La Historia del Hombre más afortunado del mundo

Algunas personas tienen más o menos suerte, pero Bill Morgan es un caso singularmente llamativo!. Sucede que éste camionero australiano tiene en su haber la historia de haber muerto y vuelto a la vida, y como si eso fuera poco, de haber ganado la lotería dos veces en un corto período de tiempo.

En la década de los 90, cuando Bill tenía 37 años, sufrió un accidente de tráfico que estuvo a punto de costarle la vida, pero fue estabilizado en el hospital. Días más tarde, cuando estaba fuera de peligro, una potente medicación le provocó una reacción alérgica que paró su corazón. Clínicamente muerto, los médicos lograron recuperar su pulso tras 14 agónicos minutos de reanimación. Morgan estaba vivo, pero había caído en coma profundo.

● Datos extraídos:
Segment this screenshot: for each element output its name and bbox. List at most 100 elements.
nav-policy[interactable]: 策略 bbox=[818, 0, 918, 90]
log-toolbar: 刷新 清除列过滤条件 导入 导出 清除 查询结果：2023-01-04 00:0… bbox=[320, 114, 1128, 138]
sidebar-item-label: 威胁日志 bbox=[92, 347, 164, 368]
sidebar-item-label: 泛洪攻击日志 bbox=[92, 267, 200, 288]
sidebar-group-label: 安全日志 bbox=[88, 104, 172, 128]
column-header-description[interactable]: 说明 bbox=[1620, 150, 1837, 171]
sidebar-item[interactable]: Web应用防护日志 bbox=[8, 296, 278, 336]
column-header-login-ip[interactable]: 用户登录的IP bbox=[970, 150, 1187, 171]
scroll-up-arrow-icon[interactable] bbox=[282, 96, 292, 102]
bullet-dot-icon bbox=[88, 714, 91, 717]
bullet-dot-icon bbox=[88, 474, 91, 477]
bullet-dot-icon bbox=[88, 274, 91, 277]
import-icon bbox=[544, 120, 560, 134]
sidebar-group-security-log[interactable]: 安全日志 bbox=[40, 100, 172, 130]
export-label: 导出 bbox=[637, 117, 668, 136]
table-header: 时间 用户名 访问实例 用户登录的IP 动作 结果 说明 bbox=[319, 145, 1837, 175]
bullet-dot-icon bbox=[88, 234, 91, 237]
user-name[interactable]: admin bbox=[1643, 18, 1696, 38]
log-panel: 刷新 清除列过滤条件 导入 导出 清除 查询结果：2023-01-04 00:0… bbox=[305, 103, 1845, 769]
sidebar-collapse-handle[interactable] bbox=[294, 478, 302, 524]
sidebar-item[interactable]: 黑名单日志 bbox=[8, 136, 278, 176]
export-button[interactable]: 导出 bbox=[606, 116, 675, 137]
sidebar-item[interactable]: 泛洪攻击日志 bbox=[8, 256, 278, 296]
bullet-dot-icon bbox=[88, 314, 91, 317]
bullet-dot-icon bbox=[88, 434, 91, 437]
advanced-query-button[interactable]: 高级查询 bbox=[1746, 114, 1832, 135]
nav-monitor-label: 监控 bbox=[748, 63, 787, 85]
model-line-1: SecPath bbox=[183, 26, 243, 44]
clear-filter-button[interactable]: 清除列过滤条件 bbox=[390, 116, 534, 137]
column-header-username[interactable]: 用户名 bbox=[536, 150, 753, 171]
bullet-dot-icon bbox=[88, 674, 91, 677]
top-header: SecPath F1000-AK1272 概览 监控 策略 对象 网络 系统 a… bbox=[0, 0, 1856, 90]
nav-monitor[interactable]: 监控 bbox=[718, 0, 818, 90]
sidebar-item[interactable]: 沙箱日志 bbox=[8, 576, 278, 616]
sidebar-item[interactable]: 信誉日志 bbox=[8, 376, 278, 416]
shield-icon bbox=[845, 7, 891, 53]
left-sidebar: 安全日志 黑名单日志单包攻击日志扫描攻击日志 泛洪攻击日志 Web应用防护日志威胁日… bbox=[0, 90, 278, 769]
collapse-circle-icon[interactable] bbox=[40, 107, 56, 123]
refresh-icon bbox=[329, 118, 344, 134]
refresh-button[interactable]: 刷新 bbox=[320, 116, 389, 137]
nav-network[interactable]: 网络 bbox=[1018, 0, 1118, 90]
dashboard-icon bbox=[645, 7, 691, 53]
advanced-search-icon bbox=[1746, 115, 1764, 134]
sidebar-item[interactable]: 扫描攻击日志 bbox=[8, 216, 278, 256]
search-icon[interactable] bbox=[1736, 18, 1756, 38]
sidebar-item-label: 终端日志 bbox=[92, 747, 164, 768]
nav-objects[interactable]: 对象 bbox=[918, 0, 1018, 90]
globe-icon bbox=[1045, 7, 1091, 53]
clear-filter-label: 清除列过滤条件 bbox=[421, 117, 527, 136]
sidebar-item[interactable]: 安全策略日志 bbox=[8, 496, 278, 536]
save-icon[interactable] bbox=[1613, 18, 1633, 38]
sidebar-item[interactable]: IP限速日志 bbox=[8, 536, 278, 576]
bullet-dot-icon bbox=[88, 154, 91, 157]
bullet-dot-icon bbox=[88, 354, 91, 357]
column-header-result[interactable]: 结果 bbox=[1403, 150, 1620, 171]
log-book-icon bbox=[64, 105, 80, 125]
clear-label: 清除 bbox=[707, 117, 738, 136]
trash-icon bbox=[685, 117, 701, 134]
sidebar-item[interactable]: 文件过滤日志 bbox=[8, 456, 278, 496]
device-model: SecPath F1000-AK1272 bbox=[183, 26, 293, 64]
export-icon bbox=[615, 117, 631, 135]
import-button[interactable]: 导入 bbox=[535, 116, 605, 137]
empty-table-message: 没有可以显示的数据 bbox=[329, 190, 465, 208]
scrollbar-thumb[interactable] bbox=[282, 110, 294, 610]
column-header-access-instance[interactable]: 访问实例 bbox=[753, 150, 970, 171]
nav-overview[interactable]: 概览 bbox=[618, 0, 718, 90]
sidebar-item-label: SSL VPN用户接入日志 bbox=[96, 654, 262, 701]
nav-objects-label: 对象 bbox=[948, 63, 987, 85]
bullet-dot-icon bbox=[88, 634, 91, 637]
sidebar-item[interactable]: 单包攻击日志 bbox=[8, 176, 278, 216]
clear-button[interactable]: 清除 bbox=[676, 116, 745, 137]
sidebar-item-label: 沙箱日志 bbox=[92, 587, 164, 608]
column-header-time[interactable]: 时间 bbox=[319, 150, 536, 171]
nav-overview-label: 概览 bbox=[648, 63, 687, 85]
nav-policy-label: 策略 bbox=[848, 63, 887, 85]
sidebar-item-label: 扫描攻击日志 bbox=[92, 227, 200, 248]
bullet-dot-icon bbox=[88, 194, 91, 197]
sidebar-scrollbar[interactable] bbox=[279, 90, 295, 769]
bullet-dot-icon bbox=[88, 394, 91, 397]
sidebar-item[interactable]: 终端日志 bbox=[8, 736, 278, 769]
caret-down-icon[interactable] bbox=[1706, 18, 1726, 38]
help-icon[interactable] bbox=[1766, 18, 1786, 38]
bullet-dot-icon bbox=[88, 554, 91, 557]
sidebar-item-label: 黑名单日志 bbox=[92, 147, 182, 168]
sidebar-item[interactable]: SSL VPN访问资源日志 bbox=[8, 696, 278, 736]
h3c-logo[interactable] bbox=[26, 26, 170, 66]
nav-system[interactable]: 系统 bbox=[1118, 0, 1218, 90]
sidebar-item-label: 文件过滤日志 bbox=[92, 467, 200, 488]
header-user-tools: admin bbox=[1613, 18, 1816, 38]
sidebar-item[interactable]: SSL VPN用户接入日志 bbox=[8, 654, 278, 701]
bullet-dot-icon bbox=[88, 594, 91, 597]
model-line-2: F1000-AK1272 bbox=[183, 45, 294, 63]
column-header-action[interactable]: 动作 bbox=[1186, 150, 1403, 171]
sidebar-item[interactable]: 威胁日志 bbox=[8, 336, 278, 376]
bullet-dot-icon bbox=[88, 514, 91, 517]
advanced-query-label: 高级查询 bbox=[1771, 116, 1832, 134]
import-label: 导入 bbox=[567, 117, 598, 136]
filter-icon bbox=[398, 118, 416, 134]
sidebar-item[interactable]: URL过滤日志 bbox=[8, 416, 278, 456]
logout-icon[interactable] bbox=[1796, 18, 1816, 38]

● Tu objetivo:
Cita íntegramente y sin ningún cambio el fragmento sobre Bill Morgan. Los ítems no guardan ninguna relación con el fragmento.

● Respuesta al problema:
La Historia del Hombre más afortunado del mundo

Algunas personas tienen más o menos suerte, pero Bill Morgan es un caso singularmente llamativo!. Sucede que éste camionero australiano tiene en su haber la historia de haber muerto y vuelto a la vida, y como si eso fuera poco, de haber ganado la lotería dos veces en un corto período de tiempo.

En la década de los 90, cuando Bill tenía 37 años, sufrió un accidente de tráfico que estuvo a punto de costarle la vida, pero fue estabilizado en el hospital. Días más tarde, cuando estaba fuera de peligro, una potente medicación le provocó una reacción alérgica que paró su corazón. Clínicamente muerto, los médicos lograron recuperar su pulso tras 14 agónicos minutos de reanimación. Morgan estaba vivo, pero había caído en coma profundo.